§ WHAT YOU NEED TO DO: From the listing, collect all lines containing the word "label".

***** ROWS

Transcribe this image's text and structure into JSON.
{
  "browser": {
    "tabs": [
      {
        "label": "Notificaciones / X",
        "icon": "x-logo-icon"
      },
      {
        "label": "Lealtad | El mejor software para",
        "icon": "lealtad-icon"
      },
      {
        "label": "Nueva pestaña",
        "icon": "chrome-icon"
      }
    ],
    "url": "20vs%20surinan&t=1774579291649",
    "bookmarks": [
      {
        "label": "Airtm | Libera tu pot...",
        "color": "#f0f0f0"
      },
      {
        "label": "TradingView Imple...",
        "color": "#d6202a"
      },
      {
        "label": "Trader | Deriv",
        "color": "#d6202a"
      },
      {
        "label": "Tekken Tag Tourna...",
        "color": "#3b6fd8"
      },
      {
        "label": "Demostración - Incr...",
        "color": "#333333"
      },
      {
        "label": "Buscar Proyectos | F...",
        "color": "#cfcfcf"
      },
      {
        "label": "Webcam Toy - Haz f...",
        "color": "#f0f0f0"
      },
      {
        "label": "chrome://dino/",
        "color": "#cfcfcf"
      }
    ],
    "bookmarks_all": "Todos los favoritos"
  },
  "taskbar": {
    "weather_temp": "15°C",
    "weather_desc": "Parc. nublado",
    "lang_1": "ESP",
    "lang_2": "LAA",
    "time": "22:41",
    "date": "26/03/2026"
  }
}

**********

§ FINISHED ANSWER:
        "label": "Notificaciones / X",
        "label": "Lealtad | El mejor software para",
        "label": "Nueva pestaña",
        "label": "Airtm | Libera tu pot...",
        "label": "TradingView Imple...",
        "label": "Trader | Deriv",
        "label": "Tekken Tag Tourna...",
        "label": "Demostración - Incr...",
        "label": "Buscar Proyectos | F...",
        "label": "Webcam Toy - Haz f...",
        "label": "chrome://dino/",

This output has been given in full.